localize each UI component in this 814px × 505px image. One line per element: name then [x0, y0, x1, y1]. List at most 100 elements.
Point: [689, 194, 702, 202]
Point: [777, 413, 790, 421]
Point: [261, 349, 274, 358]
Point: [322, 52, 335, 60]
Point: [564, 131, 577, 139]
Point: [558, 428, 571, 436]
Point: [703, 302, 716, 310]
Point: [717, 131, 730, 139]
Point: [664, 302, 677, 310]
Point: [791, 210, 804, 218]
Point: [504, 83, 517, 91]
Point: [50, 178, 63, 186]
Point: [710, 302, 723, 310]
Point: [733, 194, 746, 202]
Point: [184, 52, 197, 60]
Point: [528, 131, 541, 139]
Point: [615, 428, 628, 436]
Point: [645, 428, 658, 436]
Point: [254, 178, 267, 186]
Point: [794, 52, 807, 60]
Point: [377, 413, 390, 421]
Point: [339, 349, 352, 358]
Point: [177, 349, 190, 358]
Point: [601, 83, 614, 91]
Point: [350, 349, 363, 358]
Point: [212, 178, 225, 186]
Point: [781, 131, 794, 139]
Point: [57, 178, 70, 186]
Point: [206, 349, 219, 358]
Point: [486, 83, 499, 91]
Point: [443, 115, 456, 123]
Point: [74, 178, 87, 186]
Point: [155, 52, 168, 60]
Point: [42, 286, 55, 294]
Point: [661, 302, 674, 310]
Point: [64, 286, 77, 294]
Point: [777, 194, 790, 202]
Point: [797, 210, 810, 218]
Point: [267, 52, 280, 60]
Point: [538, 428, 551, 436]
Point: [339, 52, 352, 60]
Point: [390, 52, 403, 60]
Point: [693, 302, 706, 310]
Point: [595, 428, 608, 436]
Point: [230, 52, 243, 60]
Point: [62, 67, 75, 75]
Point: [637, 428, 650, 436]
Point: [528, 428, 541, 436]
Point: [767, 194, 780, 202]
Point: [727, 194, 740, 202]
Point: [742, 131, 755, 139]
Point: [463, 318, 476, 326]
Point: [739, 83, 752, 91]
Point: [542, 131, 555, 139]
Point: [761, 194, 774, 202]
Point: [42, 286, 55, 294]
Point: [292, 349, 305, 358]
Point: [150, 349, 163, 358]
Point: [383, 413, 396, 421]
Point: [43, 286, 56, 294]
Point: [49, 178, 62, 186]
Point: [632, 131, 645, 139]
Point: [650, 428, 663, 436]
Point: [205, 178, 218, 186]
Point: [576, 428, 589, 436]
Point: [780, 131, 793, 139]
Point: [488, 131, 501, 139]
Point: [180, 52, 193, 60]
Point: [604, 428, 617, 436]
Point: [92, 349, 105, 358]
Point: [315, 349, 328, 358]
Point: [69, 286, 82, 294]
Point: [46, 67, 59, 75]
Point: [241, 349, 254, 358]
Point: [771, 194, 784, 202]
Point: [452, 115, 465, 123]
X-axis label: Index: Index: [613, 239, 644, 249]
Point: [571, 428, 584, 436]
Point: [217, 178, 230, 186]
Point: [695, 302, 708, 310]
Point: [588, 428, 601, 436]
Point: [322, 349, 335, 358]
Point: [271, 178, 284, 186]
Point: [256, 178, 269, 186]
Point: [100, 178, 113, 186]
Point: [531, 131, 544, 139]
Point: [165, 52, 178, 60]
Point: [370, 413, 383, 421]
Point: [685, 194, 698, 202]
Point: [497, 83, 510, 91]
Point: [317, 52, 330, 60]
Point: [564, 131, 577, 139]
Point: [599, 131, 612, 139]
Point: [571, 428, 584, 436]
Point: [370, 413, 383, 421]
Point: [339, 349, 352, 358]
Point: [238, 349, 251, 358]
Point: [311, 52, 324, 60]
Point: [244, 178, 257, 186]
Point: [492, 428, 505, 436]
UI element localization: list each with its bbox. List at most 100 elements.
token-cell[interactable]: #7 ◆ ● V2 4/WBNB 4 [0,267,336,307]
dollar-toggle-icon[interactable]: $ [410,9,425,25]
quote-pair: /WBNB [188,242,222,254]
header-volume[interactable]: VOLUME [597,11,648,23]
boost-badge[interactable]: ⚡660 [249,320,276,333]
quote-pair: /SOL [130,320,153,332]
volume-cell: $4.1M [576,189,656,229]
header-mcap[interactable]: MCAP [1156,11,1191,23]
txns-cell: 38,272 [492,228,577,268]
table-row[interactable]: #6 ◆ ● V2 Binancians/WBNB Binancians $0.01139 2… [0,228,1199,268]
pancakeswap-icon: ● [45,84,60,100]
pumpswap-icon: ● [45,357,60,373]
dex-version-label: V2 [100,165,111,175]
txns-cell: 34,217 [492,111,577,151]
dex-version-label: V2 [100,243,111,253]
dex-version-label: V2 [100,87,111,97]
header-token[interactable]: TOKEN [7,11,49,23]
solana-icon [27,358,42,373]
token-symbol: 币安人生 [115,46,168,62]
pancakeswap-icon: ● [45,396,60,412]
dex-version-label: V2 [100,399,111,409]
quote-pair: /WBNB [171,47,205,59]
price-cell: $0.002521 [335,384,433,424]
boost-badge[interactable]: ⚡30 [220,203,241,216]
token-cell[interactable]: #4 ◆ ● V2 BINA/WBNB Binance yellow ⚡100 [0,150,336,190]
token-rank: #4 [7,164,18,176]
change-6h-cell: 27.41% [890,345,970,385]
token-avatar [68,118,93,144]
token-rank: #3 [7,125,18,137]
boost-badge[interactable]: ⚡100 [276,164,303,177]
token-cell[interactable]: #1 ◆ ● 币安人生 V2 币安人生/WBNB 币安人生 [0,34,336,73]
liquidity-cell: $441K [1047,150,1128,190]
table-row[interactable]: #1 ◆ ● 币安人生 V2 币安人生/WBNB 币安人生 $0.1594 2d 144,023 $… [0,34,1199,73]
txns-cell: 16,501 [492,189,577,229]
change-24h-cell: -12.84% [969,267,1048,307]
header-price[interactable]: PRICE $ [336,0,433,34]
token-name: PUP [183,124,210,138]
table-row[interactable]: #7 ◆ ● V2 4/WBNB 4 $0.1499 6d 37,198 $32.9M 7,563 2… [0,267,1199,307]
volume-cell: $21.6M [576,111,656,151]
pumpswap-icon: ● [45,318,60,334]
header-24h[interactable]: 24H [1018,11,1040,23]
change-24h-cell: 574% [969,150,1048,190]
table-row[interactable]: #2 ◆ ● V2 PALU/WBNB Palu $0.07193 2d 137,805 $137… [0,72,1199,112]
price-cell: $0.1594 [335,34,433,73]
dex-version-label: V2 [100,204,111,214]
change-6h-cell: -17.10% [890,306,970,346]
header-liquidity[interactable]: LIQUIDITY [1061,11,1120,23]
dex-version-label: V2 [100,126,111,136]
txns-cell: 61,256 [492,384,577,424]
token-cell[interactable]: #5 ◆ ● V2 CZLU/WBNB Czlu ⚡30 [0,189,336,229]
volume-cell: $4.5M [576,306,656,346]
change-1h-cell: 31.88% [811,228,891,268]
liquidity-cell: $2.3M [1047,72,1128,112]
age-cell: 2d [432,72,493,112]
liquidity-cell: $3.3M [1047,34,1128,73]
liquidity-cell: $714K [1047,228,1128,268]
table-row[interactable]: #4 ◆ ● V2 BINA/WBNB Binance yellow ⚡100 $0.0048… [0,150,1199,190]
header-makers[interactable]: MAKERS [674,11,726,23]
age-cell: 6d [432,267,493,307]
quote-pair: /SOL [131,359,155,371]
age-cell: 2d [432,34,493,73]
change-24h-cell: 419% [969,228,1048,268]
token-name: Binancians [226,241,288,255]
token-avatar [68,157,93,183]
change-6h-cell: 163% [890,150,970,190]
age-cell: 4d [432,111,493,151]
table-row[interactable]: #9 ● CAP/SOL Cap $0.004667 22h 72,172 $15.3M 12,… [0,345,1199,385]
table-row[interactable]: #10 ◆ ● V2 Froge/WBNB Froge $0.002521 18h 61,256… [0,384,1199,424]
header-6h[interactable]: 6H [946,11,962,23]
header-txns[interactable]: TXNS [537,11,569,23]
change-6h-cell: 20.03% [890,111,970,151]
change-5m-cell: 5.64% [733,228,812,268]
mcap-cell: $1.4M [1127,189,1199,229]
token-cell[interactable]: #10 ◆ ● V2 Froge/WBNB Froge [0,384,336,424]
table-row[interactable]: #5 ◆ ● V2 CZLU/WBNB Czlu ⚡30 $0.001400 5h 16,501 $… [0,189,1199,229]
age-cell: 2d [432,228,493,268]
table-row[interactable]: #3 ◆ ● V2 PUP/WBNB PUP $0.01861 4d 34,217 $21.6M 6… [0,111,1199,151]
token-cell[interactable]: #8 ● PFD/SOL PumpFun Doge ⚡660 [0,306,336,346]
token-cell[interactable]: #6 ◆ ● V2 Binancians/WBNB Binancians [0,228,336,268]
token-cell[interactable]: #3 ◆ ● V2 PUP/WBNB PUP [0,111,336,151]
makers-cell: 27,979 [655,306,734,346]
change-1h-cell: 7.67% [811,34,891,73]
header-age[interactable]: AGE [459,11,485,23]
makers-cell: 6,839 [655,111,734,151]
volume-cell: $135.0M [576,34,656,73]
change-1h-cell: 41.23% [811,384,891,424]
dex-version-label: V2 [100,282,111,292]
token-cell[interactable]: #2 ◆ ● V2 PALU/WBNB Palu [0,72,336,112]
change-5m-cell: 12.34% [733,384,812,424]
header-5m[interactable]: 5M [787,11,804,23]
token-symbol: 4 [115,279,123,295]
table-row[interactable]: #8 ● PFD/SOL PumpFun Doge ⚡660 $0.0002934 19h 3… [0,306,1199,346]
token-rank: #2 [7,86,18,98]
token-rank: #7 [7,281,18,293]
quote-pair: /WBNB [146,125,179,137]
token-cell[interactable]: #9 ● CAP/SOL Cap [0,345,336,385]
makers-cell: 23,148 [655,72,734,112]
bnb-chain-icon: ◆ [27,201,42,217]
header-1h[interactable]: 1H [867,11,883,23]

++++++++++++++++++++

Exercise description: Rewrite the records starting at the beginning and ending at the line that contains "Point: [717, 131, 730, 139]", replacing every instance of "Point" with "Location" and leaving everything else unchanged.

Solution for this task:
localize each UI component in this 814px × 505px image. One line per element: name then [x0, y0, x1, y1]. List at most 100 elements.
Location: [689, 194, 702, 202]
Location: [777, 413, 790, 421]
Location: [261, 349, 274, 358]
Location: [322, 52, 335, 60]
Location: [564, 131, 577, 139]
Location: [558, 428, 571, 436]
Location: [703, 302, 716, 310]
Location: [717, 131, 730, 139]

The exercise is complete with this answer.